■ **Data provided**:
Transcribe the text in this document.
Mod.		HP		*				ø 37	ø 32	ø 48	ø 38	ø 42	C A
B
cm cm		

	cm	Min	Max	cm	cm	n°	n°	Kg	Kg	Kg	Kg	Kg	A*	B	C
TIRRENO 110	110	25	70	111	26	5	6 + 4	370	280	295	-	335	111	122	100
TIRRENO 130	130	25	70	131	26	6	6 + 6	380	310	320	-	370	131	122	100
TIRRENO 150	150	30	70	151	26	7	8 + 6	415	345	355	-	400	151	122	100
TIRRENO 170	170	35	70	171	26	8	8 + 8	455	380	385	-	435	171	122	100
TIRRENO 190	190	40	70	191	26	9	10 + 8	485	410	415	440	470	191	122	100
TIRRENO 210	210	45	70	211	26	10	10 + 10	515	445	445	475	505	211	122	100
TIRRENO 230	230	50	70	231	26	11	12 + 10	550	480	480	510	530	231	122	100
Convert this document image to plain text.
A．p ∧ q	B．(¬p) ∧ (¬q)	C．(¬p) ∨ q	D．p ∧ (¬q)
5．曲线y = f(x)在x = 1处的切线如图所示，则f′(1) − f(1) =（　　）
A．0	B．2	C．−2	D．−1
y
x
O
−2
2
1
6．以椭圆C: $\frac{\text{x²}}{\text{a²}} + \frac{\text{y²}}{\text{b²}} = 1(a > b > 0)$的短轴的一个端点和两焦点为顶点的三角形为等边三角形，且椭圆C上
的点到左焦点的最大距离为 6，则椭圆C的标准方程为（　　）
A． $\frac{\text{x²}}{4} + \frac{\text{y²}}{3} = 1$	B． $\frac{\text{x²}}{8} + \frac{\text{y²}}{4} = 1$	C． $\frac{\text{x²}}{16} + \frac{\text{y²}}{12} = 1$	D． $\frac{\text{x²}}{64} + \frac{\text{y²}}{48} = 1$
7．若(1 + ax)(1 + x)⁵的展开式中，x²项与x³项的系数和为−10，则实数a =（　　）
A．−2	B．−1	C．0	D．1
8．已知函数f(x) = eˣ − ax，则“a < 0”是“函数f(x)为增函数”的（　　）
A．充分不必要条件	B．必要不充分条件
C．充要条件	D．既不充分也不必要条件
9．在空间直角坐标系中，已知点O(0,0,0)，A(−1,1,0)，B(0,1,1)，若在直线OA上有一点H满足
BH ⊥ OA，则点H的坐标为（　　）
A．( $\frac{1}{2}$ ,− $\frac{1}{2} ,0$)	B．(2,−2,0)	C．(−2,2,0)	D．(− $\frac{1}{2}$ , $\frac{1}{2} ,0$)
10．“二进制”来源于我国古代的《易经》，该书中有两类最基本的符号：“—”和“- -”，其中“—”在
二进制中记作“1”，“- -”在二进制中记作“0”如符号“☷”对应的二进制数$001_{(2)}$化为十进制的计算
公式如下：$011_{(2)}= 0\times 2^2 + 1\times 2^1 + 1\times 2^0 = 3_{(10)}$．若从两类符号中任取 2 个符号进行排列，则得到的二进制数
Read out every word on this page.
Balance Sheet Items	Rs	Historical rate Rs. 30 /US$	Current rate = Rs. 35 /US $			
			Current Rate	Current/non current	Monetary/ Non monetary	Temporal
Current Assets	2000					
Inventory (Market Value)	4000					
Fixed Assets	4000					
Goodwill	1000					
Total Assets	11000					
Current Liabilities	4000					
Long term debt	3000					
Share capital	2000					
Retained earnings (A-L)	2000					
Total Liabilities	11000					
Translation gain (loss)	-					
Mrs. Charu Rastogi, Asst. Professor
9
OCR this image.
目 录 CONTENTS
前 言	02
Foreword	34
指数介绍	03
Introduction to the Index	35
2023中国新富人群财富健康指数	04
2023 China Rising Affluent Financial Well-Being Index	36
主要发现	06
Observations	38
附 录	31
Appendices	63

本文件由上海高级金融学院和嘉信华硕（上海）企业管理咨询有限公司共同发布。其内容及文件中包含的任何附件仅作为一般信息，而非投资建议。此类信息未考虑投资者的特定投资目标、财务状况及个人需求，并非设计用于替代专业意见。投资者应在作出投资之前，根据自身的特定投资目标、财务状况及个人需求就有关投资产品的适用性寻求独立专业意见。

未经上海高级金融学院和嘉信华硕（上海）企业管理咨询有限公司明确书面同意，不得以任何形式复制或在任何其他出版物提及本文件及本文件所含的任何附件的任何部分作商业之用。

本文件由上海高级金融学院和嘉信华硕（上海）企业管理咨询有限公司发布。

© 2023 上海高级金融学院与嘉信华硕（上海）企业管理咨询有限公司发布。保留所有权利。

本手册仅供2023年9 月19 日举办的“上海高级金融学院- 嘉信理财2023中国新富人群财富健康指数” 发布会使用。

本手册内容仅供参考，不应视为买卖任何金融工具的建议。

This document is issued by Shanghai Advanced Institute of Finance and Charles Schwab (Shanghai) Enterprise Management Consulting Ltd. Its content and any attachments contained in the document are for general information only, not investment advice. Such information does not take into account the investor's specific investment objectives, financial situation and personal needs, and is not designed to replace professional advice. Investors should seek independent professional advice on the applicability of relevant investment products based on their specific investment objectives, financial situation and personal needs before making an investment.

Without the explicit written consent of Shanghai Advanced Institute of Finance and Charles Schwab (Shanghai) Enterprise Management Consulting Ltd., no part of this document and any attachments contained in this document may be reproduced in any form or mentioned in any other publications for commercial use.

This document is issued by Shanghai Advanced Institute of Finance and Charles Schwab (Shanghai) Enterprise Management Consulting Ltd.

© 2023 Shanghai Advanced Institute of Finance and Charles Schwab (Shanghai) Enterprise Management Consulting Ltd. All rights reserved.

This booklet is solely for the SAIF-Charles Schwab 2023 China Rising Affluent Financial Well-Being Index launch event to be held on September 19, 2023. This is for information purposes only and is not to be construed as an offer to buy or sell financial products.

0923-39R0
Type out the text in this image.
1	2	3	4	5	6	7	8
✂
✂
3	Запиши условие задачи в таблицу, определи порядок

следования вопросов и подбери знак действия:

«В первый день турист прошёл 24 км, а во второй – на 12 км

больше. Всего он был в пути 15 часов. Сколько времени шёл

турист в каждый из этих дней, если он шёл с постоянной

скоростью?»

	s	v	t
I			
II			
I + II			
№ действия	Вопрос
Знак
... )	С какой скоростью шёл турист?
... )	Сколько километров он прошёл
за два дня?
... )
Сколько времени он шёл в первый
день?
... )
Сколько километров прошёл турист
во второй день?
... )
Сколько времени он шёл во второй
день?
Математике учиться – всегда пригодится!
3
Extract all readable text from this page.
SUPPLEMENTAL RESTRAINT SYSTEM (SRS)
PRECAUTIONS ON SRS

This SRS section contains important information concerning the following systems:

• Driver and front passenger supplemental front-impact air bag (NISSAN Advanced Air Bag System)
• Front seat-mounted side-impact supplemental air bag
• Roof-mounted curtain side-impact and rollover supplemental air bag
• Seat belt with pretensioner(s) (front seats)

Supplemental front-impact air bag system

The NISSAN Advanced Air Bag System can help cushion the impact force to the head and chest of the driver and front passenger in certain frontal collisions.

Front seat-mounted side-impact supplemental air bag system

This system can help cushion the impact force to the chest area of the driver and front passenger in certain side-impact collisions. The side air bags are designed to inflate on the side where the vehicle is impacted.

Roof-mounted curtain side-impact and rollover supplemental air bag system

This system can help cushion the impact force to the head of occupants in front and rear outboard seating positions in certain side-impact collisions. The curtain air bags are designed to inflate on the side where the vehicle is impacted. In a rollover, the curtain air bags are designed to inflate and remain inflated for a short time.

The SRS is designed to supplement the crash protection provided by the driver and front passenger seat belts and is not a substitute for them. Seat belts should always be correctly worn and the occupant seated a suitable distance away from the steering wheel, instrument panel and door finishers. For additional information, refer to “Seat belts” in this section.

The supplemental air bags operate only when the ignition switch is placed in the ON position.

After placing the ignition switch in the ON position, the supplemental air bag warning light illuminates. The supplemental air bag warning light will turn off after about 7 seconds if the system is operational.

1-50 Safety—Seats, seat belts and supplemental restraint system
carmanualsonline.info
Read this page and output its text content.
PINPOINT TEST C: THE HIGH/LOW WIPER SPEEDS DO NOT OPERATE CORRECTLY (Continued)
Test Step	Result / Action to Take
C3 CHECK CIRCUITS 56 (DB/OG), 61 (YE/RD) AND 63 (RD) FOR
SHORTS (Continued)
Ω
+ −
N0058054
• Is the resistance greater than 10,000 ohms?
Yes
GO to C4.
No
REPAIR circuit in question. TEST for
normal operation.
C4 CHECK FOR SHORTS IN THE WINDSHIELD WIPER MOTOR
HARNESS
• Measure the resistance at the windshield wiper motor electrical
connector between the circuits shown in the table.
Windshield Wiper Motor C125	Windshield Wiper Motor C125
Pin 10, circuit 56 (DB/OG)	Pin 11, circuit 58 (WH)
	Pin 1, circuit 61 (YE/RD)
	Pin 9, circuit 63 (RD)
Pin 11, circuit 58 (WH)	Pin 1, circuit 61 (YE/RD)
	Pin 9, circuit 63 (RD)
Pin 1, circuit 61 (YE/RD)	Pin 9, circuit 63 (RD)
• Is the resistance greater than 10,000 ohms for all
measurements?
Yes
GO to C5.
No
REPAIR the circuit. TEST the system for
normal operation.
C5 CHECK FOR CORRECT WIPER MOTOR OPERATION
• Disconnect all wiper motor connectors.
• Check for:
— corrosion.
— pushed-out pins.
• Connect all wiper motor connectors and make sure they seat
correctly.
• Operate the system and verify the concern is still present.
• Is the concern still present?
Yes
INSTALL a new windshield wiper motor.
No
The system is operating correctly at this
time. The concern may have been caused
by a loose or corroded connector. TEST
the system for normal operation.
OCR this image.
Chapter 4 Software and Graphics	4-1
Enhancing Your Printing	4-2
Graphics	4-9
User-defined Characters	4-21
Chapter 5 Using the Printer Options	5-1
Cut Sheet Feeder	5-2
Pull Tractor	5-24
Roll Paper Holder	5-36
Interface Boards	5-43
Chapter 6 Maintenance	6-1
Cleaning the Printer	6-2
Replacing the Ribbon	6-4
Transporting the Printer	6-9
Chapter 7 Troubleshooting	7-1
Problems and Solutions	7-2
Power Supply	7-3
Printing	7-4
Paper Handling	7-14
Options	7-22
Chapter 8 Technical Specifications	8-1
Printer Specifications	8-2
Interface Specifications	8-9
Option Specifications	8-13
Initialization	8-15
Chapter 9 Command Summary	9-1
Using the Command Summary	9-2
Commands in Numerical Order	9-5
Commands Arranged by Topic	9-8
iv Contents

■ **Directions for this task**:
Gather up every line from the listing above in which the word "head" occurs.

■ **Solved exercise**:
The NISSAN Advanced Air Bag System can help cushion the impact force to the head and chest of the driver and front passenger in certain frontal collisions.
This system can help cushion the impact force to the head of occupants in front and rear outboard seating positions in certain side-impact collisions. The curtain air bags are designed to inflate on the side where the vehicle is impacted. In a rollover, the curtain air bags are designed to inflate and remain inflated for a short time.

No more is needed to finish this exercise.